(begin)

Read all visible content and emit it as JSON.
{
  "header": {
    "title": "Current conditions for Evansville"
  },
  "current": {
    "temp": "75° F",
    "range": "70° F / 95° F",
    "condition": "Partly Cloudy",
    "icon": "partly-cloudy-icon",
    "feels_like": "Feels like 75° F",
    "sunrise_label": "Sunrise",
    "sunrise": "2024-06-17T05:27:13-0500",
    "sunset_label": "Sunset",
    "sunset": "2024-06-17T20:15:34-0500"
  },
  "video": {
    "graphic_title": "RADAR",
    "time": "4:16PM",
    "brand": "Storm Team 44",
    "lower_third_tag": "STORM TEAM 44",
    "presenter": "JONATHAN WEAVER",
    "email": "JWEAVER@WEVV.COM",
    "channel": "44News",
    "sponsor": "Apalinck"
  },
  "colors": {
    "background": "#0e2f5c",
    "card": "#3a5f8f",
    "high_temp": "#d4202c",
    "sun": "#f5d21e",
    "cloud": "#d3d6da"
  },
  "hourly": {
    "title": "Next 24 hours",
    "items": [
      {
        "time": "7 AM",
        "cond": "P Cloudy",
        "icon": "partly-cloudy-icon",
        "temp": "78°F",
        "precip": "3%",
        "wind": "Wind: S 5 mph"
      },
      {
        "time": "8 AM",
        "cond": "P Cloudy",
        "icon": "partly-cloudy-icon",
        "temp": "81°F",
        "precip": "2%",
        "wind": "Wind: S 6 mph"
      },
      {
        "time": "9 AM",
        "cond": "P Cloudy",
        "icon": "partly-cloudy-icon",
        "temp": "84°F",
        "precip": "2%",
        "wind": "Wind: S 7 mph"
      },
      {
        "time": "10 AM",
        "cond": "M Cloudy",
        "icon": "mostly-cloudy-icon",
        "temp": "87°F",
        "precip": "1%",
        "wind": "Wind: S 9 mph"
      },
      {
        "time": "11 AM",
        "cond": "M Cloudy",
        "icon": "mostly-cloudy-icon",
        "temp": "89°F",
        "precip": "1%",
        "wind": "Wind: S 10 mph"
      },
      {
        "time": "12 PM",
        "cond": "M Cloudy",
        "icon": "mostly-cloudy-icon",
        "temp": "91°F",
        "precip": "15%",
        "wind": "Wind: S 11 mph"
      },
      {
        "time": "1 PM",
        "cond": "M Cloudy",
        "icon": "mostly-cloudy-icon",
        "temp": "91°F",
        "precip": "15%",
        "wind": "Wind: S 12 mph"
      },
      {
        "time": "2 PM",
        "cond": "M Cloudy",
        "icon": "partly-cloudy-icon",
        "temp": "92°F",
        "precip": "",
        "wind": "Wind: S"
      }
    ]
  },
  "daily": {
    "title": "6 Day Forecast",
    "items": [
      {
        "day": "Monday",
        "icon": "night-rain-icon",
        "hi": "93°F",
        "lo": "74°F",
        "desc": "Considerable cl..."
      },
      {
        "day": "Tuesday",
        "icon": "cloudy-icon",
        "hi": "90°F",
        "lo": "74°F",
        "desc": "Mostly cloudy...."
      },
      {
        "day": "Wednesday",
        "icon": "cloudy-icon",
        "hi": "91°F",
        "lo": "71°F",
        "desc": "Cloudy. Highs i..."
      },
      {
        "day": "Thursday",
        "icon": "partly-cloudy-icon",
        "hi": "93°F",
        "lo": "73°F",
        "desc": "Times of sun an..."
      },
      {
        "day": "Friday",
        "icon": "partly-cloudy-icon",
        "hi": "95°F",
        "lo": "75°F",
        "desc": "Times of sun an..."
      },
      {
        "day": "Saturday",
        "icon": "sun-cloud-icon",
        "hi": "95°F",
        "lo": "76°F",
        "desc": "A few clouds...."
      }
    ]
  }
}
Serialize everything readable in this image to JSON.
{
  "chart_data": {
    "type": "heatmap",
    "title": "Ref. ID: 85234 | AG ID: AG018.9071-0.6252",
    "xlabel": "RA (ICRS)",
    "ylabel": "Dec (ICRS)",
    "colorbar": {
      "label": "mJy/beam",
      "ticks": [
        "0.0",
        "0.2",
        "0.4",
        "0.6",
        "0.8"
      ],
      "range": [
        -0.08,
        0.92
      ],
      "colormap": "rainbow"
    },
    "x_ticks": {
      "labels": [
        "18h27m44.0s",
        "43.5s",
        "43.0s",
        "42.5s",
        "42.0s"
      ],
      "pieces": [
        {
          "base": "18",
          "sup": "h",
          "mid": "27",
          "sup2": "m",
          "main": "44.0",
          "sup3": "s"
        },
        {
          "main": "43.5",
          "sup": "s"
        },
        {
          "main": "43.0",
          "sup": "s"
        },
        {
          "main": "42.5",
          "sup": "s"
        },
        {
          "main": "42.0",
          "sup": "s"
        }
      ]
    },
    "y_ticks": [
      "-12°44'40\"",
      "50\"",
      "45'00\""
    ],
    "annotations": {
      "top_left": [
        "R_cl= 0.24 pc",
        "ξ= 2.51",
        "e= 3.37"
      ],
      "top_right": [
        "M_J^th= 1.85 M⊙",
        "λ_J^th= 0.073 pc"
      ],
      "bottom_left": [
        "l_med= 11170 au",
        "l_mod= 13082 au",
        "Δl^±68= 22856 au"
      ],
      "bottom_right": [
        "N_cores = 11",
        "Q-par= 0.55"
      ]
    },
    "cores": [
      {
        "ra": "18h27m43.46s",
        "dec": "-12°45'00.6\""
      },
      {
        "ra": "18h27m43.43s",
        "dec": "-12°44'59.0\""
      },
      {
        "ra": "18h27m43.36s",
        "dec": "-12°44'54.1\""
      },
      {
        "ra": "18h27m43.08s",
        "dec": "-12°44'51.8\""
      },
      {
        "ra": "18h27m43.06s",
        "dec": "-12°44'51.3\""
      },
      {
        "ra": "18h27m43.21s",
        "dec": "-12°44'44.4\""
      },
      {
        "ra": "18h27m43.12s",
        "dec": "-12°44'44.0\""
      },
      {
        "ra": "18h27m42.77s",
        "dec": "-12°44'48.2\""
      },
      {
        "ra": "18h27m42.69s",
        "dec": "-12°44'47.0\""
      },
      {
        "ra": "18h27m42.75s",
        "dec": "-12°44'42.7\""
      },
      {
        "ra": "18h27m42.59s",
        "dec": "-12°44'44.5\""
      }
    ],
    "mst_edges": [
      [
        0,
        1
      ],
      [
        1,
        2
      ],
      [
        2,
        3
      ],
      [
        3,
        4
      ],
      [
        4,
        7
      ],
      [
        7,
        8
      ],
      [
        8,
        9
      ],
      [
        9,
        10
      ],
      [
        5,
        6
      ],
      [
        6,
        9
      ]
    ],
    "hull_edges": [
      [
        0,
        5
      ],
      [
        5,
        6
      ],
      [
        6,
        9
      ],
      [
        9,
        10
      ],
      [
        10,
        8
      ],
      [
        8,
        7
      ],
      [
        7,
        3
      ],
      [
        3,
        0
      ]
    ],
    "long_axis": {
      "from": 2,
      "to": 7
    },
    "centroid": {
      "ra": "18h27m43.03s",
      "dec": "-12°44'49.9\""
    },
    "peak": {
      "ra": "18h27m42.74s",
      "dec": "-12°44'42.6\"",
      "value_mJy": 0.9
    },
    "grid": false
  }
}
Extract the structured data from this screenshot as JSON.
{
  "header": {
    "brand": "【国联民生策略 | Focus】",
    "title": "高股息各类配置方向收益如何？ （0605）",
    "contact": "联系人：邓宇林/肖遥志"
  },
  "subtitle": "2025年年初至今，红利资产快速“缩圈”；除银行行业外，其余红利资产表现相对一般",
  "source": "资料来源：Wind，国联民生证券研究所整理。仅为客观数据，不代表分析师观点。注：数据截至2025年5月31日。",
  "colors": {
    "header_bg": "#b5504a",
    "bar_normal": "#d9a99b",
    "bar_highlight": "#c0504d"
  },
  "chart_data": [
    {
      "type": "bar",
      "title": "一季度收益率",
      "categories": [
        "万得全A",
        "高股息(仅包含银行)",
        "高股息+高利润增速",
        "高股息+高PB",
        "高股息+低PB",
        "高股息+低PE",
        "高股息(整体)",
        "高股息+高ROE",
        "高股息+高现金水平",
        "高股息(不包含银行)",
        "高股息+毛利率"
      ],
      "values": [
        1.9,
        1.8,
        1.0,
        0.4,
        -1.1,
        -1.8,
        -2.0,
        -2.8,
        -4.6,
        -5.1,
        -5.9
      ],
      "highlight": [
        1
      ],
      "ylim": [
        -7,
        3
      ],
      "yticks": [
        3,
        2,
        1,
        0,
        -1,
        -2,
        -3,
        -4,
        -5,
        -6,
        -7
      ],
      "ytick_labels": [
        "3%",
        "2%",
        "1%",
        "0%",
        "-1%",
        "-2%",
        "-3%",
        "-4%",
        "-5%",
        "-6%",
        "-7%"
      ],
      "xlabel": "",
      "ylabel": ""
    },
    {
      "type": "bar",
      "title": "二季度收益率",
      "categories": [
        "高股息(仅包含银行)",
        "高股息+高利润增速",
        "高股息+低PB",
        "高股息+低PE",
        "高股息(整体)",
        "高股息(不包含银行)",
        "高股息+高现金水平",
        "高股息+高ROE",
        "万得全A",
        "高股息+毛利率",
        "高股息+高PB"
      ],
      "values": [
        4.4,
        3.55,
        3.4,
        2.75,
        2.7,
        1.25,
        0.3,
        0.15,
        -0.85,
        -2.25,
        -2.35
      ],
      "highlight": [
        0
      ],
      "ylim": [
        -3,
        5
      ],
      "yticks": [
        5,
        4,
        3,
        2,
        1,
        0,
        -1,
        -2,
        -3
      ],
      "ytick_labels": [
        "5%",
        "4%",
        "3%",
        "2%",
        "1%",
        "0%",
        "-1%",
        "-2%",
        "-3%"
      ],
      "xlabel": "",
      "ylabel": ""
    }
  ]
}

(end)

Go through the records and pull out each line that includes the word "JSON".

Read all visible content and emit it as JSON.
Serialize everything readable in this image to JSON.
Extract the structured data from this screenshot as JSON.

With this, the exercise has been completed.